▸ Exercise requirements
Extract exactly and only the lines of the data below, starting at the line with "What data populates" and stopping after the final line.

Dataset listings of figures

»»

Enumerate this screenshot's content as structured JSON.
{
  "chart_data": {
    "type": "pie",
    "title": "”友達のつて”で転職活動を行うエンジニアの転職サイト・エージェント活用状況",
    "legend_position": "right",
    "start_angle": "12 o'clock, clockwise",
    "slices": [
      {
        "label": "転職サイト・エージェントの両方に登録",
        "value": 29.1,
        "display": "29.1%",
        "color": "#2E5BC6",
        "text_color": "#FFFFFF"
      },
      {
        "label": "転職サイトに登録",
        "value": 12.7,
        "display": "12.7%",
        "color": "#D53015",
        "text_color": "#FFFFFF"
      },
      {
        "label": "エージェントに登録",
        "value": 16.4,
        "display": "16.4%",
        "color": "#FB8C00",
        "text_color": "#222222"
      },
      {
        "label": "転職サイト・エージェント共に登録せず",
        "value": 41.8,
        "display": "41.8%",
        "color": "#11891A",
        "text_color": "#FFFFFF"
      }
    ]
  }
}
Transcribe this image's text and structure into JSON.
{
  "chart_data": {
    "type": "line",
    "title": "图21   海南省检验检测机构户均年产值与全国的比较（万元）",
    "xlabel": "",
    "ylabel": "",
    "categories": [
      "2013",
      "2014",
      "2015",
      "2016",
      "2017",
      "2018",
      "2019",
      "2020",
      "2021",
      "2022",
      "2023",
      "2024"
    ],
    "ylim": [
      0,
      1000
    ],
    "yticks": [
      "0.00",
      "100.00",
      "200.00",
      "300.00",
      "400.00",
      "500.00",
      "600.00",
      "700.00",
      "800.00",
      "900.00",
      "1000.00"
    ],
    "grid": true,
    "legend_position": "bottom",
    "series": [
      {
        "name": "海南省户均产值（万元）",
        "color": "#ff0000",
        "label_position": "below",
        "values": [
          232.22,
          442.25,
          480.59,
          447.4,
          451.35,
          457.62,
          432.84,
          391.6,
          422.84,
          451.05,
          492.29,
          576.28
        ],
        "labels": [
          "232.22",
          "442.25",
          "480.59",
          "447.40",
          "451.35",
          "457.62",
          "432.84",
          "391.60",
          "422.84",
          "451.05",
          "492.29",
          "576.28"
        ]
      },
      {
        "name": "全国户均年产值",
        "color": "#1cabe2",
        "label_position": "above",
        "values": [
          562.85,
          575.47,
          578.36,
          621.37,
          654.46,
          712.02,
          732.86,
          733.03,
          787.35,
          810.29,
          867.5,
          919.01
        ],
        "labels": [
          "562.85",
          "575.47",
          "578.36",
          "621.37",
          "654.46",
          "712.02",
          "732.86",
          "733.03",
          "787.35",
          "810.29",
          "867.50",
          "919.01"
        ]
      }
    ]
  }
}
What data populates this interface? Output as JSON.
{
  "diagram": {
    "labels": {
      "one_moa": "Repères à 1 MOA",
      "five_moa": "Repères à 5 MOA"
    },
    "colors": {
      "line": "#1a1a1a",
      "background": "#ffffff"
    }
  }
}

««

▸ Result of the task
What data populates this interface? Output as JSON.
{
  "diagram": {
    "labels": {
      "one_moa": "Repères à 1 MOA",
      "five_moa": "Repères à 5 MOA"
    },
    "colors": {
      "line": "#1a1a1a",
      "background": "#ffffff"
    }
  }
}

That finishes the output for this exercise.